**EXERCISE PROMPT:** Among the lines of these entries, how many hold the word "existing"? State only the number.

Records contained in a dataset:
——

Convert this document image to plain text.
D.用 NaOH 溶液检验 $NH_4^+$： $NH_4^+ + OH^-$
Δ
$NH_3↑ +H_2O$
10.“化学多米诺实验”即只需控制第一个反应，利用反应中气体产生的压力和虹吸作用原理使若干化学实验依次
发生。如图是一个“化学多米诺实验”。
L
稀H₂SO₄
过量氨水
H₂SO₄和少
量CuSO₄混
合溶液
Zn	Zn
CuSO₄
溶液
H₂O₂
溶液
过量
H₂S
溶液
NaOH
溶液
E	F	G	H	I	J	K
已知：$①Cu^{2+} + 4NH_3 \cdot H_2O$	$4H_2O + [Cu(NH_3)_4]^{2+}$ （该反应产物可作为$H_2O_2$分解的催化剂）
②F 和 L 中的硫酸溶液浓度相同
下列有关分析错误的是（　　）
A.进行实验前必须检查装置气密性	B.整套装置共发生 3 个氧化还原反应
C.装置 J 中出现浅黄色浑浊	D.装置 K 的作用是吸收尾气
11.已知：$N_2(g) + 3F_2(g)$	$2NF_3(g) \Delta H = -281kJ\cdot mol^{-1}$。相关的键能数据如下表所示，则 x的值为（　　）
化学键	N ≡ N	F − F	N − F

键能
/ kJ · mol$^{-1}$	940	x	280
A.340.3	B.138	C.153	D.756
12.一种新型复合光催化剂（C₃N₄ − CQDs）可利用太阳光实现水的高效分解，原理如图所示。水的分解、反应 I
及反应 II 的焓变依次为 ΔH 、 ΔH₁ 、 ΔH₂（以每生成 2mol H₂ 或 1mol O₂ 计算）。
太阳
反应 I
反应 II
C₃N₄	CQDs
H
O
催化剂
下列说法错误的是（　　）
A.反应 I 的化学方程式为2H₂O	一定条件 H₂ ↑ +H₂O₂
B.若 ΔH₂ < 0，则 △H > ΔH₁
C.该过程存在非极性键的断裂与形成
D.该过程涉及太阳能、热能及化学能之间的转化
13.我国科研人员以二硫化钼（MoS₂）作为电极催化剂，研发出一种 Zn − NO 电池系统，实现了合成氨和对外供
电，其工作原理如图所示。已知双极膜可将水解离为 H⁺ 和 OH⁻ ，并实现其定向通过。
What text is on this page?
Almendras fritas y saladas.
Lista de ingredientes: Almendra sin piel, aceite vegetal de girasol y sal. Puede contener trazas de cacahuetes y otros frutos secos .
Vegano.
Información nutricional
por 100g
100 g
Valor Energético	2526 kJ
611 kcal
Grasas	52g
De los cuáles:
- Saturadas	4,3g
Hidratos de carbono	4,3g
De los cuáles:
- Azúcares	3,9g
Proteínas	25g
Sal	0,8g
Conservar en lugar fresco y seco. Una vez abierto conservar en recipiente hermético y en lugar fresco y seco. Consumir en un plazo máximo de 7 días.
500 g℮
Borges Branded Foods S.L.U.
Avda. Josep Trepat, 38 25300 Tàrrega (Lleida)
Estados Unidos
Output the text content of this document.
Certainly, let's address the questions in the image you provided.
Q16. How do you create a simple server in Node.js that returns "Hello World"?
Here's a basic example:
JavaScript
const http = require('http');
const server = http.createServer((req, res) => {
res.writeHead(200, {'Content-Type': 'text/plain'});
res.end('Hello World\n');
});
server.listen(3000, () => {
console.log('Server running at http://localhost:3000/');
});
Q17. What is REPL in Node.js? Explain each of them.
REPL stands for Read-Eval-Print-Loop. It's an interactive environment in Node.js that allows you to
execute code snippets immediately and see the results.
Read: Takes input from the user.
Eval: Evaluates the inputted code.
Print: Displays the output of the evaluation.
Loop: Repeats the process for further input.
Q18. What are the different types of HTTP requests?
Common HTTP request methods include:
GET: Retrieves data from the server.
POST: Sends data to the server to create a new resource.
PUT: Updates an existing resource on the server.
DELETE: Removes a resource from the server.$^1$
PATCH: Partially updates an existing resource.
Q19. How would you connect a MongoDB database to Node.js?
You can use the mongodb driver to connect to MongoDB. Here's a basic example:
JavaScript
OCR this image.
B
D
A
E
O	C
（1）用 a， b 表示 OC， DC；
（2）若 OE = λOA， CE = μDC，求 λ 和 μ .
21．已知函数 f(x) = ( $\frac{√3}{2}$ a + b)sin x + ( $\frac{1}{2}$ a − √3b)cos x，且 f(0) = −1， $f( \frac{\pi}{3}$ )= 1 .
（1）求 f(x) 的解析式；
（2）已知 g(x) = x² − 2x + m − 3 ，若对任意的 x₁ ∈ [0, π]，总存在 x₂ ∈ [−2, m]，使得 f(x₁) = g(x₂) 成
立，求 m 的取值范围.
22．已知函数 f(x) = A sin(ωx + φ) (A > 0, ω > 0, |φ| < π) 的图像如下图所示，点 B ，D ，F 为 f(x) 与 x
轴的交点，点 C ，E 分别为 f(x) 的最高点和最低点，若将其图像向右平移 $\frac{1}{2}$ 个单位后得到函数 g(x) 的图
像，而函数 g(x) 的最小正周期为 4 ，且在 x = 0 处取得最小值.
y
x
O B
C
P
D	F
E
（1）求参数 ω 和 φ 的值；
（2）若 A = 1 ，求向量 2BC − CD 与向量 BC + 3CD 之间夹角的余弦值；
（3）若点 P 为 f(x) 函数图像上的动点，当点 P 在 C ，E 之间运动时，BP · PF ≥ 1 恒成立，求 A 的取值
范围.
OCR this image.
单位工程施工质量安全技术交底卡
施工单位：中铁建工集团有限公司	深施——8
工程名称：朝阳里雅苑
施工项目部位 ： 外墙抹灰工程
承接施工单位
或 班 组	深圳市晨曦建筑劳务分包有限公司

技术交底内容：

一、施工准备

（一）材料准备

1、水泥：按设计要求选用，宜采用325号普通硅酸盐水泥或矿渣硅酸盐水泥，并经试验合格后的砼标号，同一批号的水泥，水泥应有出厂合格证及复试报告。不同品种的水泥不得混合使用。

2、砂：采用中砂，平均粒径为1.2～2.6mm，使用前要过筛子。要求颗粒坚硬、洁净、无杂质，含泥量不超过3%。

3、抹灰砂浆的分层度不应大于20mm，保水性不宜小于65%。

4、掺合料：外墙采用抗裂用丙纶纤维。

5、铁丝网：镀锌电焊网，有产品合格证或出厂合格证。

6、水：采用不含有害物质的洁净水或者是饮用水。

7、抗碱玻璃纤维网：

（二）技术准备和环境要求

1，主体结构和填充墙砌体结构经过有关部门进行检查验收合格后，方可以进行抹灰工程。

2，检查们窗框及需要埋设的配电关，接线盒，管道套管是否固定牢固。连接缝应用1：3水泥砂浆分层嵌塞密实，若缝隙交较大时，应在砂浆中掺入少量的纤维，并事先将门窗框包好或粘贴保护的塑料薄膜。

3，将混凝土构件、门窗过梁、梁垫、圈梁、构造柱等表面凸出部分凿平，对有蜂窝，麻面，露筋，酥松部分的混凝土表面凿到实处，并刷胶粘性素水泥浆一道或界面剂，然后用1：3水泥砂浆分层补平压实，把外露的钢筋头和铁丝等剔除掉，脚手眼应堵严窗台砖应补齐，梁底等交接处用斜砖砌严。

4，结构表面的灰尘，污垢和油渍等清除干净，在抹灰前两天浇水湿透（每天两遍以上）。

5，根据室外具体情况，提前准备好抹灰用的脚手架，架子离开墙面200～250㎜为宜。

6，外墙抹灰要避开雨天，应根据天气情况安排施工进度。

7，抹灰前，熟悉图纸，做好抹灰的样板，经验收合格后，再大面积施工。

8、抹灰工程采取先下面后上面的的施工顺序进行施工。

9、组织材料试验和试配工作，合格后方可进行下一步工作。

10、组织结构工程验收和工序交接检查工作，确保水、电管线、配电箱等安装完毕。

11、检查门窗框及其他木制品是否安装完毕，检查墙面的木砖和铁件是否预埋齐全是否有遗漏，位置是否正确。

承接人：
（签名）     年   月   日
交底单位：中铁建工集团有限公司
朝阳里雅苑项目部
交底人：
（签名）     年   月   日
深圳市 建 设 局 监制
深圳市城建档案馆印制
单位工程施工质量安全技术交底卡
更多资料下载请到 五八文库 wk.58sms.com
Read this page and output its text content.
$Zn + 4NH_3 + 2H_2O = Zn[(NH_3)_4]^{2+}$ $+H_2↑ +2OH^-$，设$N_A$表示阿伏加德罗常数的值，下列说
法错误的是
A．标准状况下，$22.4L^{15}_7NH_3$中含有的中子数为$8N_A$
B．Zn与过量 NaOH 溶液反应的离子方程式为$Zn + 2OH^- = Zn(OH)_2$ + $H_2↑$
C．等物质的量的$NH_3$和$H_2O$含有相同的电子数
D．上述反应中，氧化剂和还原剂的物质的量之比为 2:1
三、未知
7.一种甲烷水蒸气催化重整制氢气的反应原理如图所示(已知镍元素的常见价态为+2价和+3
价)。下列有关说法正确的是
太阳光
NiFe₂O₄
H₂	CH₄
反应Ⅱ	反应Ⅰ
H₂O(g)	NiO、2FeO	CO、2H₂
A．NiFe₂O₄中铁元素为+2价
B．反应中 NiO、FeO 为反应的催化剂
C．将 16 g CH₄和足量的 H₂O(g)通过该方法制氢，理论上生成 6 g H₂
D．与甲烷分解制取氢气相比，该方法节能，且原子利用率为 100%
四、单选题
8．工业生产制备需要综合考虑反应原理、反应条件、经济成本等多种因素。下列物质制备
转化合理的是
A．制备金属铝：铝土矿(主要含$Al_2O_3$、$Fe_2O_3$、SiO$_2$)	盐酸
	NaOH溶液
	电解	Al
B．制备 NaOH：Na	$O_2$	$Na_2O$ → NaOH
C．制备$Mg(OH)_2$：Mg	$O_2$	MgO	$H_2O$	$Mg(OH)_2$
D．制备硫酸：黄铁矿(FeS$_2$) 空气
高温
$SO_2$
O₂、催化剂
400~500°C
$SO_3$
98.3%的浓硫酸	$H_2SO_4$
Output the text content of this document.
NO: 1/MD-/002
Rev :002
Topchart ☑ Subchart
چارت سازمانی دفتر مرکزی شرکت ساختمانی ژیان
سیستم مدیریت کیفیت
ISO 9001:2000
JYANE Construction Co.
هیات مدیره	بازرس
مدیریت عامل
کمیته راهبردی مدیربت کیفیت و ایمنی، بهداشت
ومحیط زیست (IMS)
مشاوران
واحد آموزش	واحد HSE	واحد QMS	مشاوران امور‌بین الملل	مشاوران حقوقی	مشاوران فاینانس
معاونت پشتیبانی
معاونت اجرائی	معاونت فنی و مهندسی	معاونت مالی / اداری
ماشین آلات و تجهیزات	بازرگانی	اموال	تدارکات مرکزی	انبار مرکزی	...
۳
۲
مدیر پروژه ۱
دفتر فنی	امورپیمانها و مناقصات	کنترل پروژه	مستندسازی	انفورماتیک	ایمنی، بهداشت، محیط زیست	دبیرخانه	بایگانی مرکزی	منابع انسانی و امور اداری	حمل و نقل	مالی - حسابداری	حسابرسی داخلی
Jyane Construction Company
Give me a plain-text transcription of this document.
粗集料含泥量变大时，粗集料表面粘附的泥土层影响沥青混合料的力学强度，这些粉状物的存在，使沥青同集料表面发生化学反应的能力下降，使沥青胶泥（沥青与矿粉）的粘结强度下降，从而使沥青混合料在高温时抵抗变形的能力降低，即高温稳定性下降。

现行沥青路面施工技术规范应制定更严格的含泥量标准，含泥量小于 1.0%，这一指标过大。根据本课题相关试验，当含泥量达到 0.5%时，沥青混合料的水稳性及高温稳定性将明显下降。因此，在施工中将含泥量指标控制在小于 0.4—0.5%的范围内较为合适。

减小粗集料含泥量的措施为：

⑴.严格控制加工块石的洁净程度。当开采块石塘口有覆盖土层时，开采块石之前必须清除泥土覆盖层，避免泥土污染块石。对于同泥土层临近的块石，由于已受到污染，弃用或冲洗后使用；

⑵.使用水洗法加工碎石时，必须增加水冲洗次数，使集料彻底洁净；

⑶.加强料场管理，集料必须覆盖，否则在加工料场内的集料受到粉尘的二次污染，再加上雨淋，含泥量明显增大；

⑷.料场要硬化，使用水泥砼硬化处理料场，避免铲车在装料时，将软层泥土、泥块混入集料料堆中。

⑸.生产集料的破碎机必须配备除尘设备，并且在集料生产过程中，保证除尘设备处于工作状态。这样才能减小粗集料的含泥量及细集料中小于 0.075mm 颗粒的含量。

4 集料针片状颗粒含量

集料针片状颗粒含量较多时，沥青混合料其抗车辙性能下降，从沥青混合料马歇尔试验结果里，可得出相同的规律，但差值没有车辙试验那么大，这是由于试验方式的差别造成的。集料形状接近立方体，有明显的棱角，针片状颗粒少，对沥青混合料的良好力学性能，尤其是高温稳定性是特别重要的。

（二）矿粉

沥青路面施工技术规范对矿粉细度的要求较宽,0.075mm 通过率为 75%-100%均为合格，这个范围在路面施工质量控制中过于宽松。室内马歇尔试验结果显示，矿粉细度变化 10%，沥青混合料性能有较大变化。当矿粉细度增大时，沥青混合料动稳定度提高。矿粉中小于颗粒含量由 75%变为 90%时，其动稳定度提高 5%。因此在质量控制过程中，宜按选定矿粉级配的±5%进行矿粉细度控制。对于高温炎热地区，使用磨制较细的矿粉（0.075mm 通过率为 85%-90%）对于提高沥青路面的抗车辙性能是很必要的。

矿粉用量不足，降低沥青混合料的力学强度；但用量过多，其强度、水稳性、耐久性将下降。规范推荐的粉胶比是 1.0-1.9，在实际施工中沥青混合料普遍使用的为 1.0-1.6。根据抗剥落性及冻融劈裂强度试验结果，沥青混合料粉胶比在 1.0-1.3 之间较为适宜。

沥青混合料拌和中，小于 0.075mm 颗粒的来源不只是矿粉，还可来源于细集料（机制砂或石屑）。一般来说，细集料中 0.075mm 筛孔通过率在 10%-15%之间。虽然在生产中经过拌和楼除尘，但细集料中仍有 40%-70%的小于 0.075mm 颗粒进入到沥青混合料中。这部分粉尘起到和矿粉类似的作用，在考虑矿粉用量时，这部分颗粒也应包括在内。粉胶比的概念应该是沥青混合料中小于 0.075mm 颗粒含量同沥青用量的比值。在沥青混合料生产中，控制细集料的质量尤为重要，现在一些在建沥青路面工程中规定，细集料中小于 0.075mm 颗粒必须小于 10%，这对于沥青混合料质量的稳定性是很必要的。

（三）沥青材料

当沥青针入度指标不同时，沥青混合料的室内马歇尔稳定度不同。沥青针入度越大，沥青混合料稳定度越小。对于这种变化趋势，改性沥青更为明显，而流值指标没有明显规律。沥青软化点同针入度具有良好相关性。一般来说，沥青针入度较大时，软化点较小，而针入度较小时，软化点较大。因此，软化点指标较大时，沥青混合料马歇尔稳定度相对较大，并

——

**REPLY TO THE EXERCISE:** 2